-- INPUT RECORDS follows --
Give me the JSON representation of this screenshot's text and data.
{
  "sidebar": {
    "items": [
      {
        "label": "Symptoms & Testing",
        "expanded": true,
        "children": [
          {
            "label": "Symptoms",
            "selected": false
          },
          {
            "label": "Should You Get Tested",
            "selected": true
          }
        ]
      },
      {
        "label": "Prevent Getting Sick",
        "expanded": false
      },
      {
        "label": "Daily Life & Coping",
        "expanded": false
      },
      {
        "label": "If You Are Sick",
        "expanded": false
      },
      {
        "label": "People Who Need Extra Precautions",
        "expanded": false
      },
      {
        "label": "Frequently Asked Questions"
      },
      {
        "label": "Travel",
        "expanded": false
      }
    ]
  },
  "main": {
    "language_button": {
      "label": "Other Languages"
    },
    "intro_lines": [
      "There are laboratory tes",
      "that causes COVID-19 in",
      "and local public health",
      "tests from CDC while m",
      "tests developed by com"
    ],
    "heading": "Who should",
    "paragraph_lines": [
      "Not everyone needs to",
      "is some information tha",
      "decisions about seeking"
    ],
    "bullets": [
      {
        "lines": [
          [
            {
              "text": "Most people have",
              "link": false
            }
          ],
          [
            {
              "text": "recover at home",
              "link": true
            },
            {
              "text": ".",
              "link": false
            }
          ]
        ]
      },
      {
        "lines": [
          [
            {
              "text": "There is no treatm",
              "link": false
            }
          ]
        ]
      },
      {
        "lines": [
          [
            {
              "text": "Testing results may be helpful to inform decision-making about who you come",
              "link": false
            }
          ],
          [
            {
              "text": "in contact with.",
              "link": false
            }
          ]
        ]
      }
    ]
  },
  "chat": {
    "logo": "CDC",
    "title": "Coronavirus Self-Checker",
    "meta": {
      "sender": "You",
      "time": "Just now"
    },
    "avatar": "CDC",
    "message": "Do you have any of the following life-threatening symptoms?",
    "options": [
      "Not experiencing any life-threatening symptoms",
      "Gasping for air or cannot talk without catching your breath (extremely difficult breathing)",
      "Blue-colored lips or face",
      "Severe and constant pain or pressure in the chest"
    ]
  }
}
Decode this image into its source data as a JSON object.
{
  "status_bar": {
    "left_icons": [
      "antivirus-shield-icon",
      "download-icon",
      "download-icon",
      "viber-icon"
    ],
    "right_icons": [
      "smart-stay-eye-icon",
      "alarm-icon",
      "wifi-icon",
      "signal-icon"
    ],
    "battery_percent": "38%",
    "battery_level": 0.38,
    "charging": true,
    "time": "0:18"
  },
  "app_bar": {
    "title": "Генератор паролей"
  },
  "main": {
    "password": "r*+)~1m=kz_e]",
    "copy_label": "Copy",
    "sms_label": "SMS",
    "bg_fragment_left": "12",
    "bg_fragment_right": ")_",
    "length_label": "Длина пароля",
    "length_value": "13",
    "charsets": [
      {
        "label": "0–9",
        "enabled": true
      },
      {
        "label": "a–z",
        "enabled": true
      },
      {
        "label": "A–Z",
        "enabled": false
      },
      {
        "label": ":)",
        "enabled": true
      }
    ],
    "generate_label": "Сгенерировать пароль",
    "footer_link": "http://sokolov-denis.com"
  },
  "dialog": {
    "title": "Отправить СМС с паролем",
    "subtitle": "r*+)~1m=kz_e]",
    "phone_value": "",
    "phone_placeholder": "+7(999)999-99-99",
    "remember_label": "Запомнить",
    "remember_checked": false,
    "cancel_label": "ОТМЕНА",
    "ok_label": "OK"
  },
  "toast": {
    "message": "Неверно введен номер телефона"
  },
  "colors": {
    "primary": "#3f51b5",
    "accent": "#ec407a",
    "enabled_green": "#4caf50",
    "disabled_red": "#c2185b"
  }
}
-- INPUT RECORDS concluded --
AIM OF THE TASK:
In the records above, find each line with the word "about" and copy it out.

RESULT BELOW:
      "decisions about seeking"
              "text": "Testing results may be helpful to inform decision-making about who you come",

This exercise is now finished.